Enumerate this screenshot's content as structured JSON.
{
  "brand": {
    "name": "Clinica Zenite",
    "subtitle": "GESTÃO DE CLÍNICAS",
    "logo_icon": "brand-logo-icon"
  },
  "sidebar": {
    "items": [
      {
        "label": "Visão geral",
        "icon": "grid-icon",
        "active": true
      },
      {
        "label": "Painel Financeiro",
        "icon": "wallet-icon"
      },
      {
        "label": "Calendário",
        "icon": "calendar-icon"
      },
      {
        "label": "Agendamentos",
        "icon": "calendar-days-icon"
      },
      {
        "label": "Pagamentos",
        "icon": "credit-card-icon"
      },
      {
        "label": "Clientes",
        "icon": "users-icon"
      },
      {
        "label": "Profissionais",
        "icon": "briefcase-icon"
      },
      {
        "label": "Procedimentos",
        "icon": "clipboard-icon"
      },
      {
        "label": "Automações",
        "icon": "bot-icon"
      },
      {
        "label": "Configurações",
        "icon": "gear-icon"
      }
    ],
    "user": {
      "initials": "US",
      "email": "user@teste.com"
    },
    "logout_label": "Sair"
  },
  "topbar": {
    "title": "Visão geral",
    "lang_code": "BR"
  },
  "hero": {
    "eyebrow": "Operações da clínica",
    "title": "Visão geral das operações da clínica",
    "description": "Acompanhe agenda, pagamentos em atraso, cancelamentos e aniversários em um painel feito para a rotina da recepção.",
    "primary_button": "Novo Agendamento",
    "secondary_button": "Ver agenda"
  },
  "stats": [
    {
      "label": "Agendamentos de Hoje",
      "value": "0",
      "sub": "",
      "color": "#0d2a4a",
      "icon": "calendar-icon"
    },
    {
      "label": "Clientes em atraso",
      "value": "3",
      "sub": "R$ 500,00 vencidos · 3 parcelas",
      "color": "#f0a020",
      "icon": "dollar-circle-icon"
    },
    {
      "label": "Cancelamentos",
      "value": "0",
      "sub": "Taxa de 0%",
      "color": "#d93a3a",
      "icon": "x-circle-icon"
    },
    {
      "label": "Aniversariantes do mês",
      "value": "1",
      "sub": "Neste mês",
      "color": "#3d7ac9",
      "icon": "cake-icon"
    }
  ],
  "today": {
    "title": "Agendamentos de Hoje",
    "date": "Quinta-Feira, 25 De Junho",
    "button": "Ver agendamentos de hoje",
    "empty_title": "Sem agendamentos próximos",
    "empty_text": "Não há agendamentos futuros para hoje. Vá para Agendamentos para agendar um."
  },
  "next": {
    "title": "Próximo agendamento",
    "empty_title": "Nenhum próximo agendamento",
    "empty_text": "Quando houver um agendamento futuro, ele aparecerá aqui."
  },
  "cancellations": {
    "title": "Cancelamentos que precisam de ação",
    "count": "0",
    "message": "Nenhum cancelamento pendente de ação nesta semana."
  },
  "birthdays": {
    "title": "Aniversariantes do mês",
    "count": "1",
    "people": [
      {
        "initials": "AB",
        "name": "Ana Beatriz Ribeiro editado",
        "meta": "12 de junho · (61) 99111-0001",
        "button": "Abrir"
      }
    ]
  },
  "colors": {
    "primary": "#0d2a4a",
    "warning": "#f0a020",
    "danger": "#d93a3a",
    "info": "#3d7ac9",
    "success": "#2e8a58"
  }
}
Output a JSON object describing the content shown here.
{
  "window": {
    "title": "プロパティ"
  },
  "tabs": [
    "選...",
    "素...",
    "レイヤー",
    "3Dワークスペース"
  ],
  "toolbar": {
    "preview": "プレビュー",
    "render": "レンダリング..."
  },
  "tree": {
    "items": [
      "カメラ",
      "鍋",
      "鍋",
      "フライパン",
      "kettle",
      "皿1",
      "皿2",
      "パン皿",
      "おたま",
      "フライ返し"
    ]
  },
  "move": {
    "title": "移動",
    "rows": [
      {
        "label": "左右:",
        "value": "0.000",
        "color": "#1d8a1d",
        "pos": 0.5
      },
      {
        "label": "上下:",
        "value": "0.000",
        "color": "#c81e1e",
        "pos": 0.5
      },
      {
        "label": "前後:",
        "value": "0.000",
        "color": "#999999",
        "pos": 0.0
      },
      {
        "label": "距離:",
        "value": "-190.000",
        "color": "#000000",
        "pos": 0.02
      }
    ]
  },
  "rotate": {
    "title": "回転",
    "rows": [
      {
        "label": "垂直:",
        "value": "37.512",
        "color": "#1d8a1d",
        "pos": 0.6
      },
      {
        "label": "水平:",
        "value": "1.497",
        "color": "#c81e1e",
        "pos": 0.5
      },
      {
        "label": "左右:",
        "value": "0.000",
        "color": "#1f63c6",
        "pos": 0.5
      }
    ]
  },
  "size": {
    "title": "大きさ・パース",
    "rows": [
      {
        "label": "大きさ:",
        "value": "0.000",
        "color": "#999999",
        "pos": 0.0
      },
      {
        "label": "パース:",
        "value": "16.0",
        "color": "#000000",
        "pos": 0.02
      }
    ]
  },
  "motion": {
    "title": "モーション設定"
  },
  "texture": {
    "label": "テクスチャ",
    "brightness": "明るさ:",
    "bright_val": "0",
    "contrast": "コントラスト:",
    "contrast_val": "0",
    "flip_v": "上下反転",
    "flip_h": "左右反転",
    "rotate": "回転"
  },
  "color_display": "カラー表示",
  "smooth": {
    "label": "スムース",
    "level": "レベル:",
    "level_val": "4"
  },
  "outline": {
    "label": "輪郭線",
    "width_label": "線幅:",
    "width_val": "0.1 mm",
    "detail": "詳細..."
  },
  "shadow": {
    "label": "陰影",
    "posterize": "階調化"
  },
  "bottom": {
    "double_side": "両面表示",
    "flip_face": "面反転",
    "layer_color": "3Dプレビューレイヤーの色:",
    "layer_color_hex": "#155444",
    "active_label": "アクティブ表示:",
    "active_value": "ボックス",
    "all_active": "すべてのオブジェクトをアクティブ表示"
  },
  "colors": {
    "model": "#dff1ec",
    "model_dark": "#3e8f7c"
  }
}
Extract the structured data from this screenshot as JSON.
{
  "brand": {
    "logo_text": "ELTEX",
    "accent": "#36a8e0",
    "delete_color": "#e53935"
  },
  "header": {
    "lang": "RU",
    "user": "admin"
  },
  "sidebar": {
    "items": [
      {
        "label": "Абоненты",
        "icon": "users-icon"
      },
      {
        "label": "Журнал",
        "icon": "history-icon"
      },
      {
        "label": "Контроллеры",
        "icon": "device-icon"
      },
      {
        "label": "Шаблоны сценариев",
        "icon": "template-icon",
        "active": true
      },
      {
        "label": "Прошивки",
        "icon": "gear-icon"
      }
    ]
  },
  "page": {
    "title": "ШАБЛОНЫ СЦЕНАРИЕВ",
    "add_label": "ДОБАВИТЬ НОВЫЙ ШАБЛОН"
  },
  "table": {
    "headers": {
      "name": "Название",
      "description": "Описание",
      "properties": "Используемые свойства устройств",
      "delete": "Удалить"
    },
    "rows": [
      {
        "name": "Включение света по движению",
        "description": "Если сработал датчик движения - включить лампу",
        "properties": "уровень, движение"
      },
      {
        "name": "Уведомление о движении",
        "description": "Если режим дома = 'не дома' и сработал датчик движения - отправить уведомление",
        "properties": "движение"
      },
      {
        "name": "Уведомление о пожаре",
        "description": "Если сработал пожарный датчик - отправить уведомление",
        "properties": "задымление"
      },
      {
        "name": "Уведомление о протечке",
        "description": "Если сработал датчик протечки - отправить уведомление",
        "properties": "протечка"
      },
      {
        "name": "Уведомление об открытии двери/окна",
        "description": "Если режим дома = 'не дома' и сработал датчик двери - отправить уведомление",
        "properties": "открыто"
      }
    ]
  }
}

━━━━━━━━━━━━━━━━

• Directions
Check each line of the entries above for the word "Clientes". List the ones that have it.

• Final result
        "label": "Clientes",
      "label": "Clientes em atraso",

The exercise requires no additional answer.